→ Excerpt provided
^^^^
The analysis system may act as a server and operate in a networked environment with user devices 108a-c and the data collection unit 120. For example, the analysis system may have a distributed architecture, such as client-server architecture. Other types of architectures may also be useful. A server may include one or more computers or servers. A computer includes a memory and a processor. Various types of computers may be employed for the server. For example, the computer may be a mainframe, a workstation, as well as other types of processing devices. The memory of a computer may include any memory or database module. The memory may be volatile or non-volatile types of non-transitory computer-readable media, such as magnetic media, optical media, random access memory (RAM), read-only memory (ROM), removable media, or any other suitable local or remote memory component. The computers or servers are connected through a communication network, such as internet, intranet, LAN, WAN or a combination thereof. The servers, for example, are part of the same private network. The servers may be located in a single or multiple locations.
^^^^
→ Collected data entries
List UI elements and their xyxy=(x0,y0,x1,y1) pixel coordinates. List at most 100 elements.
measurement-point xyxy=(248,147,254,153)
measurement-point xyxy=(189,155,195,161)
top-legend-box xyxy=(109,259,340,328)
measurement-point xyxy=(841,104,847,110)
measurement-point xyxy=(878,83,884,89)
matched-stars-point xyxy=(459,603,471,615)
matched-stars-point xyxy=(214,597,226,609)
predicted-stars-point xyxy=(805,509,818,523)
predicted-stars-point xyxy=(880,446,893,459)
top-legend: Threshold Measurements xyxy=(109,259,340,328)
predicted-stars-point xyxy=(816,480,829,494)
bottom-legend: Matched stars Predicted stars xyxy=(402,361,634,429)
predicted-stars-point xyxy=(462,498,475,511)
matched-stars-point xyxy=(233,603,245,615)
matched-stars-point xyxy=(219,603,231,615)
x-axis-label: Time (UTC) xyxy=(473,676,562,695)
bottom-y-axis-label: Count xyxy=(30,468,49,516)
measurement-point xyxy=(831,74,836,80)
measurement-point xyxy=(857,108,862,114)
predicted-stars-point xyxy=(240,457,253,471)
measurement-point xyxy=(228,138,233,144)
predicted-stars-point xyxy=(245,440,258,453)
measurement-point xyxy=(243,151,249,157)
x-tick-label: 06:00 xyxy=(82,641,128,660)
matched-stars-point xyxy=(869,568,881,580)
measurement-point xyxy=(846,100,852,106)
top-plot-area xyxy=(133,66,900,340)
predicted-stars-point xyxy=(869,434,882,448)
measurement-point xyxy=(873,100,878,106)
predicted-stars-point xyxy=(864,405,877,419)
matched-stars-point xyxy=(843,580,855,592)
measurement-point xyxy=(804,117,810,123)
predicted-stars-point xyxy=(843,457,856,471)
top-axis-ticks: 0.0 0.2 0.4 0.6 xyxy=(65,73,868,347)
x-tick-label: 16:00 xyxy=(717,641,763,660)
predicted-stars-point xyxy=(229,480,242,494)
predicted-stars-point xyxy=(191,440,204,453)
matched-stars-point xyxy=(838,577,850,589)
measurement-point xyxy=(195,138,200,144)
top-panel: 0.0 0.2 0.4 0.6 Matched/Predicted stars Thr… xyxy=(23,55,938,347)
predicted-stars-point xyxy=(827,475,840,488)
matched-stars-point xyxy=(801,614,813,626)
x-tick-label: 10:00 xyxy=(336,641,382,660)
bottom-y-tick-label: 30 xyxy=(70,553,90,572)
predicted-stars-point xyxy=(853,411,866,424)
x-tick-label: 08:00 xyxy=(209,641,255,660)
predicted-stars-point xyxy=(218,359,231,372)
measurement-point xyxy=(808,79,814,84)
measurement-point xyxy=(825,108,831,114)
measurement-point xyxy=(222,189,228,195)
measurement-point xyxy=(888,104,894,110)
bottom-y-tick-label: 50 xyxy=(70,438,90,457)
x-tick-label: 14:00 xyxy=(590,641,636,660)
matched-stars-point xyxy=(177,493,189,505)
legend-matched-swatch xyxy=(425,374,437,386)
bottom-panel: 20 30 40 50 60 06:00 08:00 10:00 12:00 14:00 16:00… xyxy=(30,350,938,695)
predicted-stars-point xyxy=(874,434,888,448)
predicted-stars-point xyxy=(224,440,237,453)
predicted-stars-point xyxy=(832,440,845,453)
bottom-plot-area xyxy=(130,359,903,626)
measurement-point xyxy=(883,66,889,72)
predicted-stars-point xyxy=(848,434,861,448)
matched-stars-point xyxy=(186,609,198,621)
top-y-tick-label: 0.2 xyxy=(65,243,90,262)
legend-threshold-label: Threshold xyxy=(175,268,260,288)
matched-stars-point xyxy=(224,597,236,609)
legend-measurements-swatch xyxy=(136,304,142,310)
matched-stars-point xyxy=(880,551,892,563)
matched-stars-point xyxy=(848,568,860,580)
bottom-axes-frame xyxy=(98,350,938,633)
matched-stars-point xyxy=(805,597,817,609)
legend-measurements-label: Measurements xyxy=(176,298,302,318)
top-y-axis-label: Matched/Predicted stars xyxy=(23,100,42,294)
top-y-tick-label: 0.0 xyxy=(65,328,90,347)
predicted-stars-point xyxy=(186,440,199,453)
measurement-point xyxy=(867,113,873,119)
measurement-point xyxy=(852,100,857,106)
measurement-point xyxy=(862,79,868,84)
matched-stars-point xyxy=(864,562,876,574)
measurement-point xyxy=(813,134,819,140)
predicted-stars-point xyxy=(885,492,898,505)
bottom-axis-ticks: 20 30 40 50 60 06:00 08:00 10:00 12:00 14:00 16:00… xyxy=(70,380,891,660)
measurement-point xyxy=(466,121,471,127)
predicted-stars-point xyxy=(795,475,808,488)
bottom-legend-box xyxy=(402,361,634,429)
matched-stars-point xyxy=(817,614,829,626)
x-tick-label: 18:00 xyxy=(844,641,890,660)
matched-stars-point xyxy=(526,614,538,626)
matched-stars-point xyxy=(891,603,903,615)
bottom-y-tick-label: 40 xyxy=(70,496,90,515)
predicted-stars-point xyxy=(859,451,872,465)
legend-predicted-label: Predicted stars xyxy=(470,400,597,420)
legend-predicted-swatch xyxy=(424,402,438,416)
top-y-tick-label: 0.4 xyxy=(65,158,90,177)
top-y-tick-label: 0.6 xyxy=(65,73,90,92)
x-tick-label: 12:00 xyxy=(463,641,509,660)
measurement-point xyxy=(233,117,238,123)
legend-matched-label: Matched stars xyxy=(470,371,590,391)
^^^^
→ Exercise task 1
According to the excerpt on the analysis system, what two components does a computer include?
→ Exercise task 2
Extend the passage on the analysis system's server architecture, beginning after its final sentence.

→ Written reply 1
A memory and a processor.

→ Written reply 2
As for a user device, it may be any local computing device with, for example, a local memory and a processor. The memory may be volatile or non-volatile types of non-transitory computer-readable media, such as magnetic media, optical media, random access memory (RAM), read-only memory (ROM), removable media, or any other suitable local or remote memory component. Various types of processing devices may serve as an end-user device. For example, the end-user device may be a PC, a tablet PC, a workstation, a network computer, or a mobile computing device, such as a laptop, a tab or a smart phone. Other types of processing devices may also be used.
The various components of the network may be connected through a communication network 102. For example, components of the network may be connected by an internet, intranet, LAN, WAN or a combination thereof. Other type of networks or network connections may also be useful. For example, network connections may include a WIFI or a 3G/4G/LTE connection. In some cases, the network may be a cloud.
A user may connect to the server using a user device. For example, a user device may include a browser for connecting to the analysis system. The user device may be referred to as the client side while the analysis system may be referred to as the server side. Other types of configurations for the analysis system may also be useful.
The analysis system may include a data source. The data source may be, for example, a database. In one implementation, the data source is a HANA database from SAP SE. Other types of databases may also be useful. The database, for example, may be a database server. The data source stores the vehicle trajectory data collected by the data collection unit.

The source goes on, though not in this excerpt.